━━ GIVEN ENTRIES

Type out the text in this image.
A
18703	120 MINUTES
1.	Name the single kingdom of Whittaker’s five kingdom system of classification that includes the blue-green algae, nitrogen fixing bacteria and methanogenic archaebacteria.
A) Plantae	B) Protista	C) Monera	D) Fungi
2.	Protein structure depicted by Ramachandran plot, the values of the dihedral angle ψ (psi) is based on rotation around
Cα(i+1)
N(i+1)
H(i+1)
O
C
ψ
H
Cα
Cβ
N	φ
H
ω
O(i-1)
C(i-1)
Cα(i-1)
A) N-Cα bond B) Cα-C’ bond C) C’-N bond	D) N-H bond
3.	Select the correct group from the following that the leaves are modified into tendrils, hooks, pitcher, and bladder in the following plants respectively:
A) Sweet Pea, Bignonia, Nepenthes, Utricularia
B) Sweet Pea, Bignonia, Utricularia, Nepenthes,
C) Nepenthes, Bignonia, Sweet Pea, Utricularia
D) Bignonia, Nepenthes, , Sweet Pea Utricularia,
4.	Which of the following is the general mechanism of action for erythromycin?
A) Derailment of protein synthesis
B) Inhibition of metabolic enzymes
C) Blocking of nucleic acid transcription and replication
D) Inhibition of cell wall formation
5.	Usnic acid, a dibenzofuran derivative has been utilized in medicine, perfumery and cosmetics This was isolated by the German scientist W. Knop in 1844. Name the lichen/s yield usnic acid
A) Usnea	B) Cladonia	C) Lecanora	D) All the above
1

━━━━

- **EXERCISE REQUIREMENTS**
Everything in the records is to be copied exactly.

- **FINISHED TASK**
Type out the text in this image.
A
18703	120 MINUTES
1.	Name the single kingdom of Whittaker’s five kingdom system of classification that includes the blue-green algae, nitrogen fixing bacteria and methanogenic archaebacteria.
A) Plantae	B) Protista	C) Monera	D) Fungi
2.	Protein structure depicted by Ramachandran plot, the values of the dihedral angle ψ (psi) is based on rotation around
Cα(i+1)
N(i+1)
H(i+1)
O
C
ψ
H
Cα
Cβ
N	φ
H
ω
O(i-1)
C(i-1)
Cα(i-1)
A) N-Cα bond B) Cα-C’ bond C) C’-N bond	D) N-H bond
3.	Select the correct group from the following that the leaves are modified into tendrils, hooks, pitcher, and bladder in the following plants respectively:
A) Sweet Pea, Bignonia, Nepenthes, Utricularia
B) Sweet Pea, Bignonia, Utricularia, Nepenthes,
C) Nepenthes, Bignonia, Sweet Pea, Utricularia
D) Bignonia, Nepenthes, , Sweet Pea Utricularia,
4.	Which of the following is the general mechanism of action for erythromycin?
A) Derailment of protein synthesis
B) Inhibition of metabolic enzymes
C) Blocking of nucleic acid transcription and replication
D) Inhibition of cell wall formation
5.	Usnic acid, a dibenzofuran derivative has been utilized in medicine, perfumery and cosmetics This was isolated by the German scientist W. Knop in 1844. Name the lichen/s yield usnic acid
A) Usnea	B) Cladonia	C) Lecanora	D) All the above
1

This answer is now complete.